Your task: Transcribe all of the records word for word, but omit the pictures.

Listed entries:
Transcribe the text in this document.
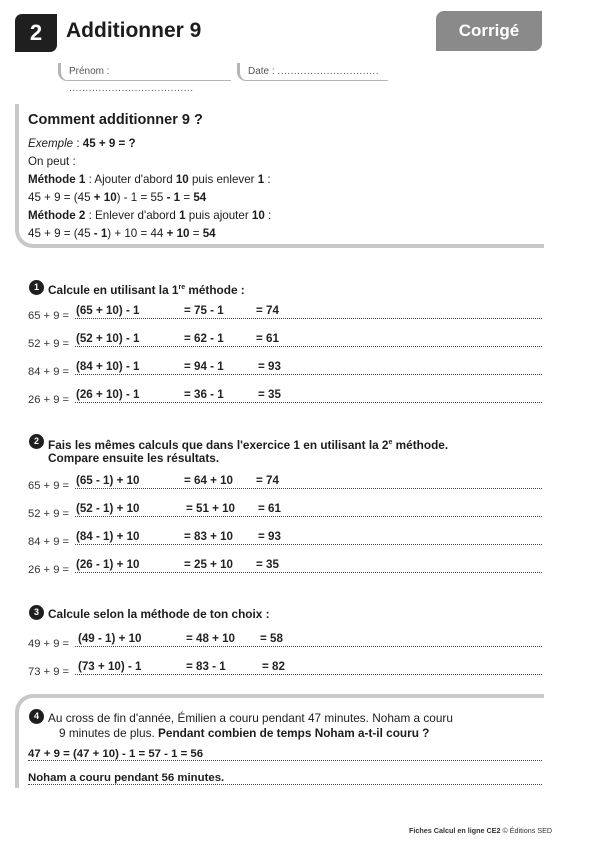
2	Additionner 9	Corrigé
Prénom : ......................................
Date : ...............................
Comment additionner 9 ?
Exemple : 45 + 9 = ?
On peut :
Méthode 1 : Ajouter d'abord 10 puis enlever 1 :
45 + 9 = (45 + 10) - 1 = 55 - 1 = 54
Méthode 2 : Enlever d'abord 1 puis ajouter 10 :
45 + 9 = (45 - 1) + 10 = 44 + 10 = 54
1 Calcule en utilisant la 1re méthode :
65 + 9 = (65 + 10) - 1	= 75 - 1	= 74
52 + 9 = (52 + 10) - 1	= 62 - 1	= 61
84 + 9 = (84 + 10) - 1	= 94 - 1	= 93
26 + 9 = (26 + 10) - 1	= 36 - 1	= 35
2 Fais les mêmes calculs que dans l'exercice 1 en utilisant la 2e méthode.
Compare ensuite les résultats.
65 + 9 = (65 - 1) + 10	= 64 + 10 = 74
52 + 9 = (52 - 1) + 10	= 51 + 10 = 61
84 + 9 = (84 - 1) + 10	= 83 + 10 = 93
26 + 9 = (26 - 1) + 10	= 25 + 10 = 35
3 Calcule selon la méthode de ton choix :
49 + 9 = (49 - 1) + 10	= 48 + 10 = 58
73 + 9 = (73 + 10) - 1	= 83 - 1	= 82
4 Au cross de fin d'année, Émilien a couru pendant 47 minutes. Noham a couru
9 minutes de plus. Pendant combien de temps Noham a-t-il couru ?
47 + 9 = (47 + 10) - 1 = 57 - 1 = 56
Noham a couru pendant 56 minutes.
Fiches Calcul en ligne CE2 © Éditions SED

Task response:
Transcribe the text in this document.
2	Additionner 9	Corrigé
Prénom : ......................................
Date : ...............................
Comment additionner 9 ?
Exemple : 45 + 9 = ?
On peut :
Méthode 1 : Ajouter d'abord 10 puis enlever 1 :
45 + 9 = (45 + 10) - 1 = 55 - 1 = 54
Méthode 2 : Enlever d'abord 1 puis ajouter 10 :
45 + 9 = (45 - 1) + 10 = 44 + 10 = 54
1 Calcule en utilisant la 1re méthode :
65 + 9 = (65 + 10) - 1	= 75 - 1	= 74
52 + 9 = (52 + 10) - 1	= 62 - 1	= 61
84 + 9 = (84 + 10) - 1	= 94 - 1	= 93
26 + 9 = (26 + 10) - 1	= 36 - 1	= 35
2 Fais les mêmes calculs que dans l'exercice 1 en utilisant la 2e méthode.
Compare ensuite les résultats.
65 + 9 = (65 - 1) + 10	= 64 + 10 = 74
52 + 9 = (52 - 1) + 10	= 51 + 10 = 61
84 + 9 = (84 - 1) + 10	= 83 + 10 = 93
26 + 9 = (26 - 1) + 10	= 25 + 10 = 35
3 Calcule selon la méthode de ton choix :
49 + 9 = (49 - 1) + 10	= 48 + 10 = 58
73 + 9 = (73 + 10) - 1	= 83 - 1	= 82
4 Au cross de fin d'année, Émilien a couru pendant 47 minutes. Noham a couru
9 minutes de plus. Pendant combien de temps Noham a-t-il couru ?
47 + 9 = (47 + 10) - 1 = 57 - 1 = 56
Noham a couru pendant 56 minutes.
Fiches Calcul en ligne CE2 © Éditions SED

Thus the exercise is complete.